### GIVEN INSTRUCTION
Go through the records below line by line. Count the lines with "Cupcakes" and give the count alone.

[Dataset items]
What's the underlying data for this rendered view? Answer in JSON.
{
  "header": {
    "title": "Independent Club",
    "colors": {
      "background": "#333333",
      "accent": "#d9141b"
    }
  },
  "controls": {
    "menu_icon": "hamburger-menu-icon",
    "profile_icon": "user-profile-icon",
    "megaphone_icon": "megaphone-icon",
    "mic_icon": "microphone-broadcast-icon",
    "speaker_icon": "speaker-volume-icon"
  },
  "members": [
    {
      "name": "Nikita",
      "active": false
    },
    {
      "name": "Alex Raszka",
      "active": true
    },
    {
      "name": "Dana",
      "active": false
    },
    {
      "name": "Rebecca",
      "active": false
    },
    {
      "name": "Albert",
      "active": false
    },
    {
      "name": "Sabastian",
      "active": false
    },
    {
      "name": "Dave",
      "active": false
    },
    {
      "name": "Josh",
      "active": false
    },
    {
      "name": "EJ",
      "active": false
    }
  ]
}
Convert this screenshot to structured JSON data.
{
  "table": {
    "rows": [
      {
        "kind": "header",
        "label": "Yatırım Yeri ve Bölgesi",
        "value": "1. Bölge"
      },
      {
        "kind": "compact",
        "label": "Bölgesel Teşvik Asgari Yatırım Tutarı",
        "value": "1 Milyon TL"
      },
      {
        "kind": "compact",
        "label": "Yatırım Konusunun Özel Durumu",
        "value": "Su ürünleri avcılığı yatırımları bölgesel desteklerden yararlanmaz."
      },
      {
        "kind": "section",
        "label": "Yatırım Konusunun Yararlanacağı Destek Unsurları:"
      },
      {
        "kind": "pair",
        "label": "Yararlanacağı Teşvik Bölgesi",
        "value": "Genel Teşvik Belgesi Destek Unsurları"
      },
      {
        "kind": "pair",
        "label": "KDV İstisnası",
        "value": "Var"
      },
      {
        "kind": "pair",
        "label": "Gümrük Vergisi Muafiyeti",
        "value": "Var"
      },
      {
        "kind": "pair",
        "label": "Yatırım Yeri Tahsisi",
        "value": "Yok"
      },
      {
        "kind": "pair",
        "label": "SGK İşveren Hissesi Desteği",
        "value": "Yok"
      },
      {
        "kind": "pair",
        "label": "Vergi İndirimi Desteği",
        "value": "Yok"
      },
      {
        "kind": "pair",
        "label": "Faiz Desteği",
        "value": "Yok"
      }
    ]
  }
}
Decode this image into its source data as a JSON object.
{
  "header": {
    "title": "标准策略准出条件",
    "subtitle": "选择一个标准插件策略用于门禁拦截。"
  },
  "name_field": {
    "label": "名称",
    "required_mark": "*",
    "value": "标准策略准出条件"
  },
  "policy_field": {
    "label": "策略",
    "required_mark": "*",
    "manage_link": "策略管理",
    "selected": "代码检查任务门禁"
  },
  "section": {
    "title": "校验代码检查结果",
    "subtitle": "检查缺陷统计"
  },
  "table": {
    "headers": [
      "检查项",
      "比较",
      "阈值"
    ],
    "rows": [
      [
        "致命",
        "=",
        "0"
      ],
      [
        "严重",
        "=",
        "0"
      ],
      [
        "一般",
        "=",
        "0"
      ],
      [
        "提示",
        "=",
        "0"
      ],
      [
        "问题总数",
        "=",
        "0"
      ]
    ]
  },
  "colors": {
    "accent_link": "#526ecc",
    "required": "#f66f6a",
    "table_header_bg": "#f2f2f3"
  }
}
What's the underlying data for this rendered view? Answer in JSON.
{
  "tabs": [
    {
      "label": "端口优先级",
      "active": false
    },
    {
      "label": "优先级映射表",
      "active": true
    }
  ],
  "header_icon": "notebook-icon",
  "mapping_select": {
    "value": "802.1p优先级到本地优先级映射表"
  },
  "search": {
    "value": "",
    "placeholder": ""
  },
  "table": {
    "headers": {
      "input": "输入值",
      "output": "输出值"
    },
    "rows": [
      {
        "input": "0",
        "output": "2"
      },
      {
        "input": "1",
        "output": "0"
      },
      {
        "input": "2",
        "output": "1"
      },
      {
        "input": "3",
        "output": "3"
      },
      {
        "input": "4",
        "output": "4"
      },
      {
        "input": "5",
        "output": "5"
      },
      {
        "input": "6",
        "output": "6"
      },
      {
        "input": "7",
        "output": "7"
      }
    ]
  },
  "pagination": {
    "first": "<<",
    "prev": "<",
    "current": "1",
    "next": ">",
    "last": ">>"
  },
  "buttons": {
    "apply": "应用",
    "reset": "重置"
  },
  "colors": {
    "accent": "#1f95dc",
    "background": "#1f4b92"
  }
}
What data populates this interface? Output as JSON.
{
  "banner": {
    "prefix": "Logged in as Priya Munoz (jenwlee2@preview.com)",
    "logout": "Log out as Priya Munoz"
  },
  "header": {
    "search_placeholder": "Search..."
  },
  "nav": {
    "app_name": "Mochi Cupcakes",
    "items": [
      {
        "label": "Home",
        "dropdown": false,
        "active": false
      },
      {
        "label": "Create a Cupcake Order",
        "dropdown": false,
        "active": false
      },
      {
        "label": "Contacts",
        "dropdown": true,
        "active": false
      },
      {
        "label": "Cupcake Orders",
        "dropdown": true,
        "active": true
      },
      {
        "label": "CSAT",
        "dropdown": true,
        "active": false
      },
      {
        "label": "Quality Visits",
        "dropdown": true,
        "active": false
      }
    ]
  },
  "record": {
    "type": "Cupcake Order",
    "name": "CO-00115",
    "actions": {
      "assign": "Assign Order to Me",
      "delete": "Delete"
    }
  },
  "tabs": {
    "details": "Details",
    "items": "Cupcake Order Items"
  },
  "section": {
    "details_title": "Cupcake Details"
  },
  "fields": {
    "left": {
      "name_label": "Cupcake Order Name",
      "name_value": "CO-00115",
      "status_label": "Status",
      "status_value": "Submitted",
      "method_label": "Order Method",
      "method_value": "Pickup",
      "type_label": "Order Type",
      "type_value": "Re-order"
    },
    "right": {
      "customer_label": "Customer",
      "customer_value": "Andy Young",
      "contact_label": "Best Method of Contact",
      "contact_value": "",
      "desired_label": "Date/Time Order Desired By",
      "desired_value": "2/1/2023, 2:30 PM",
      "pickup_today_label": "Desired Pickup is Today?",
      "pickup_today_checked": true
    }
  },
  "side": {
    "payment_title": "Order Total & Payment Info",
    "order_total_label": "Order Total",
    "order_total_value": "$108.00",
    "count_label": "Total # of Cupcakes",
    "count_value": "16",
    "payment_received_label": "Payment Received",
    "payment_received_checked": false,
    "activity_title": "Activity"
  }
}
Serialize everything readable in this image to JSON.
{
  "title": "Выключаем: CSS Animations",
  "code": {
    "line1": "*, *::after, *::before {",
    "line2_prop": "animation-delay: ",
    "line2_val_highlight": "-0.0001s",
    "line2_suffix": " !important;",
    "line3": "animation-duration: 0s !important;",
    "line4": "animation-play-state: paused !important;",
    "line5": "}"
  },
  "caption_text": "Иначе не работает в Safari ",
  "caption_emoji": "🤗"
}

### ANSWER
2